DATA FOR THE TASK.
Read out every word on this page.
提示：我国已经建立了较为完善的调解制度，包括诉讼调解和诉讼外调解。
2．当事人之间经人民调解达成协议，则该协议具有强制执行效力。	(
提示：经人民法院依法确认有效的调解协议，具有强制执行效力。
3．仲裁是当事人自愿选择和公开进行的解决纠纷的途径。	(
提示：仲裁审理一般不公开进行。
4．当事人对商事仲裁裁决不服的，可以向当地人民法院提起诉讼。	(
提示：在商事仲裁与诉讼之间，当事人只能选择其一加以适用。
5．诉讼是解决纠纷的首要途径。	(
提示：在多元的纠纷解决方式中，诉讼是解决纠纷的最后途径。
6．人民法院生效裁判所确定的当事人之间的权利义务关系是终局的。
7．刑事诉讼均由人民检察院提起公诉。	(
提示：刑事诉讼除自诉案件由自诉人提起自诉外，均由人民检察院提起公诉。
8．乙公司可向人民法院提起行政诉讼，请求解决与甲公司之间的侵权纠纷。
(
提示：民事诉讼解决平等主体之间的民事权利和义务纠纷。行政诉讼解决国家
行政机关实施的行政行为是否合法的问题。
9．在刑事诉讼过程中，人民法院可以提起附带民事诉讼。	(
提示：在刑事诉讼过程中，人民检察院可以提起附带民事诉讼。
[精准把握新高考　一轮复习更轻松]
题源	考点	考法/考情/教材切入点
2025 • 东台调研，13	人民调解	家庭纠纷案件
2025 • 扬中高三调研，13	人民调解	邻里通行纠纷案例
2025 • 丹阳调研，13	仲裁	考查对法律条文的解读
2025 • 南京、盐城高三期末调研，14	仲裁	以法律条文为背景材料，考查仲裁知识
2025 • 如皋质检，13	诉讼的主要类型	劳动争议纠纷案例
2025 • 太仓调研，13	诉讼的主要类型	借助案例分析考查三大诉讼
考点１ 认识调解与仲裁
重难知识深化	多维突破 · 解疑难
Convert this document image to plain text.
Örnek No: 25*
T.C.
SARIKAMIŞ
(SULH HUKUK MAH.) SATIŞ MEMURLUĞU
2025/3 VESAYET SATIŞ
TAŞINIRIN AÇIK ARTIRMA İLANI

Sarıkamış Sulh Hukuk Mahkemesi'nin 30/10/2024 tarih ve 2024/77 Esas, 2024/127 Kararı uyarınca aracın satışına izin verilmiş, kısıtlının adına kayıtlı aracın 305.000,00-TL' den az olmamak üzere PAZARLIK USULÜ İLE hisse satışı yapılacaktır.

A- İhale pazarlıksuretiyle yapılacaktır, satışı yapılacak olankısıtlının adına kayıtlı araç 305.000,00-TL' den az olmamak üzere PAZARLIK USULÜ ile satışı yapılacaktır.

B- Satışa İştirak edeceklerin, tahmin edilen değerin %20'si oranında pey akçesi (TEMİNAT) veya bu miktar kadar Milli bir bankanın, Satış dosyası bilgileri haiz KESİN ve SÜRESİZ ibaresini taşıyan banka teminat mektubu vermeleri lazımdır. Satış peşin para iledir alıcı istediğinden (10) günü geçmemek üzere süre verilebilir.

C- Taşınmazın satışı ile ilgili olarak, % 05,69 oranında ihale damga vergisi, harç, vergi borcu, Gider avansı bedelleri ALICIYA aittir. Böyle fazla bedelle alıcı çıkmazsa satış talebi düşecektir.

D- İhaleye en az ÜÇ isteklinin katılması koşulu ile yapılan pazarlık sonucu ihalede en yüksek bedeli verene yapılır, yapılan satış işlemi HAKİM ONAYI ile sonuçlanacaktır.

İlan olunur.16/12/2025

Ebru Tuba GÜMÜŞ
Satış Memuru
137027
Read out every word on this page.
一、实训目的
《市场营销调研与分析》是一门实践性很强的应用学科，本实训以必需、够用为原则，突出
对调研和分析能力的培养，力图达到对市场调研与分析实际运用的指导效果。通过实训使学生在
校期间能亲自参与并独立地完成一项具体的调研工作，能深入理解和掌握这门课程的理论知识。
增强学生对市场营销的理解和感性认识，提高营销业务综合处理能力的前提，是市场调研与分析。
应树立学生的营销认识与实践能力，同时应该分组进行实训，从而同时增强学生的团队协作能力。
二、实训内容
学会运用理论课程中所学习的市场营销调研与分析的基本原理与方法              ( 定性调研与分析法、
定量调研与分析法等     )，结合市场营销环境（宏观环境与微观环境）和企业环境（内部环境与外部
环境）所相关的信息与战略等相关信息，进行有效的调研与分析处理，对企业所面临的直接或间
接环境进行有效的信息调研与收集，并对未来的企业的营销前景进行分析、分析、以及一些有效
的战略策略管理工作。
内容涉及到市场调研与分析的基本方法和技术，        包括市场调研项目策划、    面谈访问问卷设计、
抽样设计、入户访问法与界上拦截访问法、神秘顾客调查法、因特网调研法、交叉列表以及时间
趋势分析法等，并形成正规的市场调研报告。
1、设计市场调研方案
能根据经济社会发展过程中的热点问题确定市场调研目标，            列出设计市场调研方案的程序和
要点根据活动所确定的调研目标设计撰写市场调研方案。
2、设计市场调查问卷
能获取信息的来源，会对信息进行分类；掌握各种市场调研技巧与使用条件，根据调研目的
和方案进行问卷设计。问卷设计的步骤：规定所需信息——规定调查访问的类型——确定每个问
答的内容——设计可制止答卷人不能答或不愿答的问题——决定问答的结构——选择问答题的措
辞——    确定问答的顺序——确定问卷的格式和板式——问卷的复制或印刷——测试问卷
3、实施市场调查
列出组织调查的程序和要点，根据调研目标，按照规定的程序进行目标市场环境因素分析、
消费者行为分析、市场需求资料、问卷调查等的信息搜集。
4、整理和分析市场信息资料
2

WHAT IS EXPECTED.
Copy every line in the listing above where the string "alıcı" turns up.

TASK OUTPUT.
B- Satışa İştirak edeceklerin, tahmin edilen değerin %20'si oranında pey akçesi (TEMİNAT) veya bu miktar kadar Milli bir bankanın, Satış dosyası bilgileri haiz KESİN ve SÜRESİZ ibaresini taşıyan banka teminat mektubu vermeleri lazımdır. Satış peşin para iledir alıcı istediğinden (10) günü geçmemek üzere süre verilebilir.
C- Taşınmazın satışı ile ilgili olarak, % 05,69 oranında ihale damga vergisi, harç, vergi borcu, Gider avansı bedelleri ALICIYA aittir. Böyle fazla bedelle alıcı çıkmazsa satış talebi düşecektir.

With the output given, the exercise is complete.